→ Your task: Reproduce all lines of the listing below in which the word "Lenovo" occurs.

Recorded data:
########################################
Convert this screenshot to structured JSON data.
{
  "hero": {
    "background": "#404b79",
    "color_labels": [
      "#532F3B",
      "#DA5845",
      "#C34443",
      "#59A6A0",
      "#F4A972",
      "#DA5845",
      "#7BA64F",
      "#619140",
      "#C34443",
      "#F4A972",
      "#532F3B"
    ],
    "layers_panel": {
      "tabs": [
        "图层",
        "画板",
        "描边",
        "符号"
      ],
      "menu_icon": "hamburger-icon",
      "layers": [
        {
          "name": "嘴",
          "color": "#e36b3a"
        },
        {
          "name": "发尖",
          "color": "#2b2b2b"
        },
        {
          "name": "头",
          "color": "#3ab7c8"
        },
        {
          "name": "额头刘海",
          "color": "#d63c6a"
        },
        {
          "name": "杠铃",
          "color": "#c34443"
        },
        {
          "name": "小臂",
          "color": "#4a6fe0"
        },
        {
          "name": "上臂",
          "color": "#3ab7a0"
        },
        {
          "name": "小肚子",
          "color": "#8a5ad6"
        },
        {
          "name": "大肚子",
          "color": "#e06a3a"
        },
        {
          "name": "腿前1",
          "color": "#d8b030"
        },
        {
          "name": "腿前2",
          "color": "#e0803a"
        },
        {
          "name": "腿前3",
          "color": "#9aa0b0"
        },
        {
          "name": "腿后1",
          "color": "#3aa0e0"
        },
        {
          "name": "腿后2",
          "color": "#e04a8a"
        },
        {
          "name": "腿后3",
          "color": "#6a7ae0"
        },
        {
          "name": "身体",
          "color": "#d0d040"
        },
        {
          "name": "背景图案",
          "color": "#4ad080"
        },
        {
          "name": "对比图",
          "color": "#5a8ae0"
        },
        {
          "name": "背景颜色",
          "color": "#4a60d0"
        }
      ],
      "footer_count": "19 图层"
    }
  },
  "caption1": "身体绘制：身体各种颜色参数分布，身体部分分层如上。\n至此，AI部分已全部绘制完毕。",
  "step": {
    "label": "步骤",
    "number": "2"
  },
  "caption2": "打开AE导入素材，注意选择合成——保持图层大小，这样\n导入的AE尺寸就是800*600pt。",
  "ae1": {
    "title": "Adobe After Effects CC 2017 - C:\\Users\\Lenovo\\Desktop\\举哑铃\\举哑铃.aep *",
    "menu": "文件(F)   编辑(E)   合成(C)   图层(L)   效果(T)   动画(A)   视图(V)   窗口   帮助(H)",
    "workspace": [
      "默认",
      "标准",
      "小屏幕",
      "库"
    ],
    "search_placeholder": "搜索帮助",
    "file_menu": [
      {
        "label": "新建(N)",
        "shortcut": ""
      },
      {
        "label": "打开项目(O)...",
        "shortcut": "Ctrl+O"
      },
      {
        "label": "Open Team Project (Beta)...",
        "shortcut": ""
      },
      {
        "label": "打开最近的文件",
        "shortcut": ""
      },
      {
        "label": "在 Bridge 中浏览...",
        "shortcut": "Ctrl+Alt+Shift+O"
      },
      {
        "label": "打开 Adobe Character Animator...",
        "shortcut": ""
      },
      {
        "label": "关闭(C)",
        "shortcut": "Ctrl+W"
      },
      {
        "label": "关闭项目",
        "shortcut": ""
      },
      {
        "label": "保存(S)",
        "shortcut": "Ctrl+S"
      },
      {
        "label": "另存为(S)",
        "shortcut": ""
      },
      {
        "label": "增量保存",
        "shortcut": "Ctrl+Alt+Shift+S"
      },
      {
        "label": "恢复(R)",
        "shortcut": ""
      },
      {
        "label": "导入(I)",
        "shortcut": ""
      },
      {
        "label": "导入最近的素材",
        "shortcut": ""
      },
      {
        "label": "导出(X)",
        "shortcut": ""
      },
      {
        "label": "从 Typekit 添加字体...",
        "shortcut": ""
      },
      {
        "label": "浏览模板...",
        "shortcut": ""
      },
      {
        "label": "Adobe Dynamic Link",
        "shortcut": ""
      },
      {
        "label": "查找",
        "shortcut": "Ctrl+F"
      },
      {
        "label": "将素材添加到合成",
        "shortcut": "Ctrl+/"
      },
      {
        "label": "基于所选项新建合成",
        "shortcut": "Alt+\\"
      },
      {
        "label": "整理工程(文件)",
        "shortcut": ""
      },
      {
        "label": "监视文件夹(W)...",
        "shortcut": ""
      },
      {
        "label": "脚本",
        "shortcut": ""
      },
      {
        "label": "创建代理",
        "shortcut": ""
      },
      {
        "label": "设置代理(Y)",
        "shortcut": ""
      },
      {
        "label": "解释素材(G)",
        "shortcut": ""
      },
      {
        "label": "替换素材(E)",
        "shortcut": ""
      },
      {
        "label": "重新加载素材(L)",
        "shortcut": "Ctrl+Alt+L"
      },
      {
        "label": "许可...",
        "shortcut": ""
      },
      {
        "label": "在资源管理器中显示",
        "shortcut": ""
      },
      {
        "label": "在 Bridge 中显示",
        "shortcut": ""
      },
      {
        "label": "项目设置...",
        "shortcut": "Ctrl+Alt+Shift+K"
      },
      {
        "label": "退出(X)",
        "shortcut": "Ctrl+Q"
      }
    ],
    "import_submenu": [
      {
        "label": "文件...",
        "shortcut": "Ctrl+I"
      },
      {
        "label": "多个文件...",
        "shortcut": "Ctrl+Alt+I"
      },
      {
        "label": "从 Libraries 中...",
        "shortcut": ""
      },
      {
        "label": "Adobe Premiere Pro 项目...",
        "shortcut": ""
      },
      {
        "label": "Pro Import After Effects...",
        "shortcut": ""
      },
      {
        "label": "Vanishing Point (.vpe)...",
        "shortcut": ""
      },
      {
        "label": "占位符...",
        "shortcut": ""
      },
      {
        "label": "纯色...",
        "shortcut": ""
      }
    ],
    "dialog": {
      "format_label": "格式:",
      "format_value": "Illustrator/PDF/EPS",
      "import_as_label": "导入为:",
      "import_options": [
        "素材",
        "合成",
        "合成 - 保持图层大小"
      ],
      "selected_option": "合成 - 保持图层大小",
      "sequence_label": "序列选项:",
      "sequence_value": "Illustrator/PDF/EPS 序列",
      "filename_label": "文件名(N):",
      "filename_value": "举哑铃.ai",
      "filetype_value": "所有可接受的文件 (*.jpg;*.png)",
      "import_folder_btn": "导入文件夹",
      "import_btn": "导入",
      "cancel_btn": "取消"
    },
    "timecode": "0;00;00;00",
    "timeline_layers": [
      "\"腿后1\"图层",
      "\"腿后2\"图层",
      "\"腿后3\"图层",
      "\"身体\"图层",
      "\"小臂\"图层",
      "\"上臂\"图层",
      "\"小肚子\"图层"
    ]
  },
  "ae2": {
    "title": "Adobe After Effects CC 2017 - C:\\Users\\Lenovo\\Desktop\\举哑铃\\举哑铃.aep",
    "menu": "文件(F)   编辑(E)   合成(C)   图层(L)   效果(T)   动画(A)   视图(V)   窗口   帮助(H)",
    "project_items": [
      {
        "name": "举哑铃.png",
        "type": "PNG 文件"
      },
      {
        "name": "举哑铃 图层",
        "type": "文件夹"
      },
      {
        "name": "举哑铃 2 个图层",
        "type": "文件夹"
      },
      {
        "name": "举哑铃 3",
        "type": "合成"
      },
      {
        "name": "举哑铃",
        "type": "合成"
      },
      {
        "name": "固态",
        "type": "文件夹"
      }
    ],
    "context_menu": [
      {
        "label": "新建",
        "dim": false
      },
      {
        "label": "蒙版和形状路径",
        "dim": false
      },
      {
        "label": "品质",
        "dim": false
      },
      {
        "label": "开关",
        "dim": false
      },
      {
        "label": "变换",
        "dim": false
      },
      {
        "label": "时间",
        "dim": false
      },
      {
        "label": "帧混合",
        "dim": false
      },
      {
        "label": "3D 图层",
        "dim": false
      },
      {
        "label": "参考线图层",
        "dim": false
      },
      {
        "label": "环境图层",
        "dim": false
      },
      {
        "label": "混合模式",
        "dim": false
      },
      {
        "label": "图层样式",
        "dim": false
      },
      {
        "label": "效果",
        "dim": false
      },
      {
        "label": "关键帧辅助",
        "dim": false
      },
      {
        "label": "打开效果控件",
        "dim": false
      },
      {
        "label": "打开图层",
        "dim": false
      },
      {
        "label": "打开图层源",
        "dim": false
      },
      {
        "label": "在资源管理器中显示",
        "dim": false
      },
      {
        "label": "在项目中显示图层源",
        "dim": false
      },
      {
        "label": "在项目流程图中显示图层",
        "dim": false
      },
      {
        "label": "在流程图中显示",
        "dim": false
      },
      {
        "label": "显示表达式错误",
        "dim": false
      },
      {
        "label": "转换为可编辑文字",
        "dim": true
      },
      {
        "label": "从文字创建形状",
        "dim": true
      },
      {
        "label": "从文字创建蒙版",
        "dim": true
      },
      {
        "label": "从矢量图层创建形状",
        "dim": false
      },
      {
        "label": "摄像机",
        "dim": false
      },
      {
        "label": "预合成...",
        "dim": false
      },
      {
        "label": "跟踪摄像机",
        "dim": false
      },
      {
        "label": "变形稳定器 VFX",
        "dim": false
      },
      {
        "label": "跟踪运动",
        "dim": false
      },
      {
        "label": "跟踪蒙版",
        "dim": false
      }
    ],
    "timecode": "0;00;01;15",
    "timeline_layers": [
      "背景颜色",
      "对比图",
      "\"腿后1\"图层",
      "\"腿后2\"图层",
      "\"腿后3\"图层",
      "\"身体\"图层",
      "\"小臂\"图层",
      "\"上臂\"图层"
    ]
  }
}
########################################
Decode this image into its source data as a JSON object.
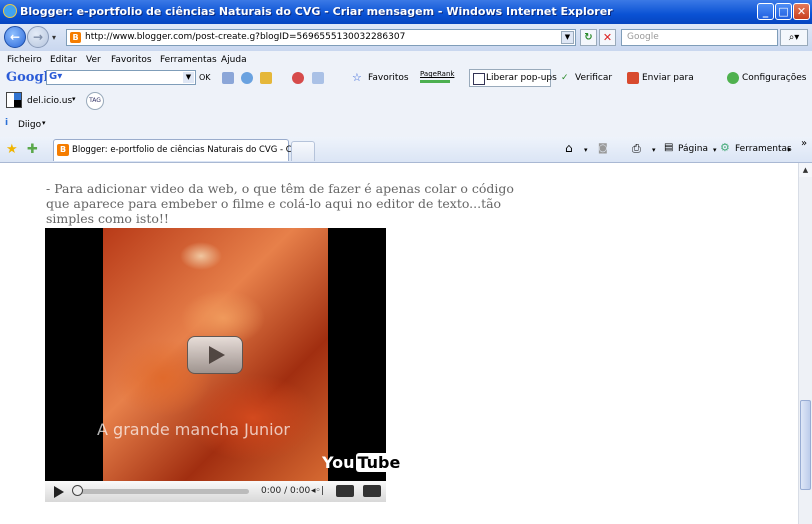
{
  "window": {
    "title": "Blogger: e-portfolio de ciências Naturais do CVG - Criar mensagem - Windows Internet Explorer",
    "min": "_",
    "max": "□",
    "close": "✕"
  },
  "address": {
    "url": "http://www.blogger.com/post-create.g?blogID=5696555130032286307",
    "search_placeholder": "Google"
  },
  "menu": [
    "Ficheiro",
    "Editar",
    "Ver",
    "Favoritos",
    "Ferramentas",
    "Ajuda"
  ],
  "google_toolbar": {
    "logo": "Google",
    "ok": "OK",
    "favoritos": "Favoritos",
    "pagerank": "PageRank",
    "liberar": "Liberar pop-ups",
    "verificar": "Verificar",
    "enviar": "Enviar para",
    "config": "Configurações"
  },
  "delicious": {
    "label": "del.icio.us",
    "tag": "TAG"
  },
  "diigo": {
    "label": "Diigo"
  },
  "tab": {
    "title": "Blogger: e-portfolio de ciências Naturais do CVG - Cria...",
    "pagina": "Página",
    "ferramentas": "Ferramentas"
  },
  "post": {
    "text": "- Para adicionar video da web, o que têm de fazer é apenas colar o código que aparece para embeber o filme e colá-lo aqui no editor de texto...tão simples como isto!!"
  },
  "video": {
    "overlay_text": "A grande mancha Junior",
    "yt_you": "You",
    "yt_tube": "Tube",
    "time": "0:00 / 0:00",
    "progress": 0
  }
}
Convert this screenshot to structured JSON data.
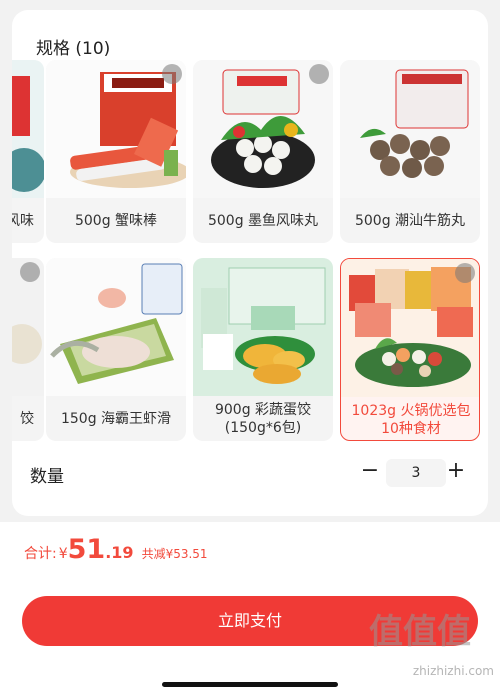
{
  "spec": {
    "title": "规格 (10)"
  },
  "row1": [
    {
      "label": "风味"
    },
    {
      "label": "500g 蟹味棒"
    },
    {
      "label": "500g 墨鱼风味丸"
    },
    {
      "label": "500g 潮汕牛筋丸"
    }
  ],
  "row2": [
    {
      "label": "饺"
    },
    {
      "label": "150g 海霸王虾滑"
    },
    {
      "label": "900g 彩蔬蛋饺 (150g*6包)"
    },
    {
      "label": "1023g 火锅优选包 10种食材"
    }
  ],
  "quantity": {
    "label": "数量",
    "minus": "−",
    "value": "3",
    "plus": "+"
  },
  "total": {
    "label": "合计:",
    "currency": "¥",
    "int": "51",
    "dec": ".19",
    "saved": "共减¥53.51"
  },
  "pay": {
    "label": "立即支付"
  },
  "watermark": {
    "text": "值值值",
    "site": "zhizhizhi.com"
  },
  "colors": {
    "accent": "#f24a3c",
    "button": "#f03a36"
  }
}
########################################
→ Result of this exercise:
    "title": "Adobe After Effects CC 2017 - C:\\Users\\Lenovo\\Desktop\\举哑铃\\举哑铃.aep *",
    "title": "Adobe After Effects CC 2017 - C:\\Users\\Lenovo\\Desktop\\举哑铃\\举哑铃.aep",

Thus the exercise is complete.